Retype the records starting at the beginning and ending at the line that contains "hdc-text: Hill Descent", including that line.

**** Input data

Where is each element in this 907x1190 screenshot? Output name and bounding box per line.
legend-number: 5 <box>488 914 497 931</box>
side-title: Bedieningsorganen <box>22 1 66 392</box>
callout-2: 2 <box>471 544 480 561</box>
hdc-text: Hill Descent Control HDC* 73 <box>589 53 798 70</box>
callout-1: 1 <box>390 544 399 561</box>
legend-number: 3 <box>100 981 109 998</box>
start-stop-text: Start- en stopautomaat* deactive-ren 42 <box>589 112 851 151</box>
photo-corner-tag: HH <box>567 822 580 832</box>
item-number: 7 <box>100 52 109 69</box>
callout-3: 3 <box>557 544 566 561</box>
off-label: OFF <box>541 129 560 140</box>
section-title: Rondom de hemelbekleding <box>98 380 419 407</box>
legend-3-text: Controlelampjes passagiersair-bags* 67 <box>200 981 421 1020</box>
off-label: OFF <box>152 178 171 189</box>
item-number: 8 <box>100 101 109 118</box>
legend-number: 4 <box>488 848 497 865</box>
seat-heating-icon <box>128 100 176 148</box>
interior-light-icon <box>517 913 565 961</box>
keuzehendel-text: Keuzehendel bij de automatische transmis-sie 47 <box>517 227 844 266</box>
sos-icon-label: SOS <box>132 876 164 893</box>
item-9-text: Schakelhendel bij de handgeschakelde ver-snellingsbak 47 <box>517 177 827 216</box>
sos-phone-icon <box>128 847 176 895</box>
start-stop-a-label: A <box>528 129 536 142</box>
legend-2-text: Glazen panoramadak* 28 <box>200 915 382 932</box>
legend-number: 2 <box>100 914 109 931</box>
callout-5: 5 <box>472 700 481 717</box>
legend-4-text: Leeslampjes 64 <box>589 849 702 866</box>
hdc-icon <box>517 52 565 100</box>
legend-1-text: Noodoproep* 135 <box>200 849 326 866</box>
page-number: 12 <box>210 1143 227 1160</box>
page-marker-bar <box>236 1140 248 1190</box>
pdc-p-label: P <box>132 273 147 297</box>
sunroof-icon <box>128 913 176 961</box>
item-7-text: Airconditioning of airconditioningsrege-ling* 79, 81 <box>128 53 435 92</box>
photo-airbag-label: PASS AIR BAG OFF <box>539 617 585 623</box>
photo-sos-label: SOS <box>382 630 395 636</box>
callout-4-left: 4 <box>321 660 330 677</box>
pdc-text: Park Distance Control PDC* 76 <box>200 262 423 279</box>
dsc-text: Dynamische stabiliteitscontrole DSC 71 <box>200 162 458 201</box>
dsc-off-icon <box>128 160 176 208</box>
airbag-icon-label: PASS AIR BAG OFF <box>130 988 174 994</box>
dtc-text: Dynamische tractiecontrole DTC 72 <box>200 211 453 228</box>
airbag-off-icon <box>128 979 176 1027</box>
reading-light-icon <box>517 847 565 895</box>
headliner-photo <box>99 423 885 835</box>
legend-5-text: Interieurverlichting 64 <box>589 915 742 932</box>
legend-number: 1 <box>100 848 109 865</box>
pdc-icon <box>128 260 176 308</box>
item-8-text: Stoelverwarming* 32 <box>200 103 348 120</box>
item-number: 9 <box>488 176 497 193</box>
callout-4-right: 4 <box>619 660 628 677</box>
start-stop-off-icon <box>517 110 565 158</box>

********

## Full answer
Where is each element in this 907x1190 screenshot? Output name and bounding box per line.
legend-number: 5 <box>488 914 497 931</box>
side-title: Bedieningsorganen <box>22 1 66 392</box>
callout-2: 2 <box>471 544 480 561</box>
hdc-text: Hill Descent Control HDC* 73 <box>589 53 798 70</box>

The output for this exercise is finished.